-- Start TASK INPUTS --

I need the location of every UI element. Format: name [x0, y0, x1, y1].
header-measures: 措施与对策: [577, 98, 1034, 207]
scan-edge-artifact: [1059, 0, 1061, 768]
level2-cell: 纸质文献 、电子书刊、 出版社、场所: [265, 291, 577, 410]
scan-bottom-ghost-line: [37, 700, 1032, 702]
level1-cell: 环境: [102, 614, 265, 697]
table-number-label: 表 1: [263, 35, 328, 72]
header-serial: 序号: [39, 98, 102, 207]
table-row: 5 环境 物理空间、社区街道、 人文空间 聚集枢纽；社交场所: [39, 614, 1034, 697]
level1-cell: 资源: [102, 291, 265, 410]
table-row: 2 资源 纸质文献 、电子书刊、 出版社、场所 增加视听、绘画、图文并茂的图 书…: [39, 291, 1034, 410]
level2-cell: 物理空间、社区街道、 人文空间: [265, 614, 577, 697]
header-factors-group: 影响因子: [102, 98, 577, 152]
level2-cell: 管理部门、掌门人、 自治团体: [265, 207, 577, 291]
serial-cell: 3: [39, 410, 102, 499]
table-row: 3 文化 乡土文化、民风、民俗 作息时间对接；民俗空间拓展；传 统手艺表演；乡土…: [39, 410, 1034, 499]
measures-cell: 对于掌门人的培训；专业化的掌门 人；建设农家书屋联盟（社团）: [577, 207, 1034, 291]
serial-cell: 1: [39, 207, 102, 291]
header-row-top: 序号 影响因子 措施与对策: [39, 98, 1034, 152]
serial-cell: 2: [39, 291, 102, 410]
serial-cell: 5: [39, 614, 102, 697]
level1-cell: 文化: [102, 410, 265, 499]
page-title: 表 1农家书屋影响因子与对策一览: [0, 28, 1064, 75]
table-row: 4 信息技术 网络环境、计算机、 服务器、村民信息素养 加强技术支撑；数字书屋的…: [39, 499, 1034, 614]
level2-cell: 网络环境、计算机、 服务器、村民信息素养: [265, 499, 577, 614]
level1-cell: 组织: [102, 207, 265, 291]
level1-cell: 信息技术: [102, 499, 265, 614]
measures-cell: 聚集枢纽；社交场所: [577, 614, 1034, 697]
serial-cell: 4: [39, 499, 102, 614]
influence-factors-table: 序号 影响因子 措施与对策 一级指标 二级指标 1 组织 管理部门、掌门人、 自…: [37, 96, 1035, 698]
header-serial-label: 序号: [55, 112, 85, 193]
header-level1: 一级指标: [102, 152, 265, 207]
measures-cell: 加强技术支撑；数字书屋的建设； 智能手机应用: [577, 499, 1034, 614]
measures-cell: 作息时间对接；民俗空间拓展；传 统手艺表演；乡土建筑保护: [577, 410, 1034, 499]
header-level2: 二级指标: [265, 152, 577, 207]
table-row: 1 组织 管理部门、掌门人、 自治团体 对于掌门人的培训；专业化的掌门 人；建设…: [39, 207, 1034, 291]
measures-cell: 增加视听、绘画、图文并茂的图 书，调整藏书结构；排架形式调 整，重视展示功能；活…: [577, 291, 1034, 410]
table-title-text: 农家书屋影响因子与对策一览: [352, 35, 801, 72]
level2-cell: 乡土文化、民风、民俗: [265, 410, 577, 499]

-- End TASK INPUTS --

EXERCISE DETAILS. Reproduce every line of the material above, keeping each character unchanged.

COMPLETED TASK.
I need the location of every UI element. Format: name [x0, y0, x1, y1].
header-measures: 措施与对策: [577, 98, 1034, 207]
scan-edge-artifact: [1059, 0, 1061, 768]
level2-cell: 纸质文献 、电子书刊、 出版社、场所: [265, 291, 577, 410]
scan-bottom-ghost-line: [37, 700, 1032, 702]
level1-cell: 环境: [102, 614, 265, 697]
table-number-label: 表 1: [263, 35, 328, 72]
header-serial: 序号: [39, 98, 102, 207]
table-row: 5 环境 物理空间、社区街道、 人文空间 聚集枢纽；社交场所: [39, 614, 1034, 697]
level1-cell: 资源: [102, 291, 265, 410]
table-row: 2 资源 纸质文献 、电子书刊、 出版社、场所 增加视听、绘画、图文并茂的图 书…: [39, 291, 1034, 410]
level2-cell: 物理空间、社区街道、 人文空间: [265, 614, 577, 697]
header-factors-group: 影响因子: [102, 98, 577, 152]
level2-cell: 管理部门、掌门人、 自治团体: [265, 207, 577, 291]
serial-cell: 3: [39, 410, 102, 499]
table-row: 3 文化 乡土文化、民风、民俗 作息时间对接；民俗空间拓展；传 统手艺表演；乡土…: [39, 410, 1034, 499]
measures-cell: 对于掌门人的培训；专业化的掌门 人；建设农家书屋联盟（社团）: [577, 207, 1034, 291]
serial-cell: 1: [39, 207, 102, 291]
header-row-top: 序号 影响因子 措施与对策: [39, 98, 1034, 152]
serial-cell: 2: [39, 291, 102, 410]
serial-cell: 5: [39, 614, 102, 697]
level1-cell: 文化: [102, 410, 265, 499]
page-title: 表 1农家书屋影响因子与对策一览: [0, 28, 1064, 75]
table-row: 4 信息技术 网络环境、计算机、 服务器、村民信息素养 加强技术支撑；数字书屋的…: [39, 499, 1034, 614]
level2-cell: 网络环境、计算机、 服务器、村民信息素养: [265, 499, 577, 614]
level1-cell: 组织: [102, 207, 265, 291]
level1-cell: 信息技术: [102, 499, 265, 614]
measures-cell: 聚集枢纽；社交场所: [577, 614, 1034, 697]
serial-cell: 4: [39, 499, 102, 614]
influence-factors-table: 序号 影响因子 措施与对策 一级指标 二级指标 1 组织 管理部门、掌门人、 自…: [37, 96, 1035, 698]
header-serial-label: 序号: [55, 112, 85, 193]
header-level1: 一级指标: [102, 152, 265, 207]
measures-cell: 加强技术支撑；数字书屋的建设； 智能手机应用: [577, 499, 1034, 614]
measures-cell: 作息时间对接；民俗空间拓展；传 统手艺表演；乡土建筑保护: [577, 410, 1034, 499]
header-level2: 二级指标: [265, 152, 577, 207]
table-row: 1 组织 管理部门、掌门人、 自治团体 对于掌门人的培训；专业化的掌门 人；建设…: [39, 207, 1034, 291]
measures-cell: 增加视听、绘画、图文并茂的图 书，调整藏书结构；排架形式调 整，重视展示功能；活…: [577, 291, 1034, 410]
table-title-text: 农家书屋影响因子与对策一览: [352, 35, 801, 72]
level2-cell: 乡土文化、民风、民俗: [265, 410, 577, 499]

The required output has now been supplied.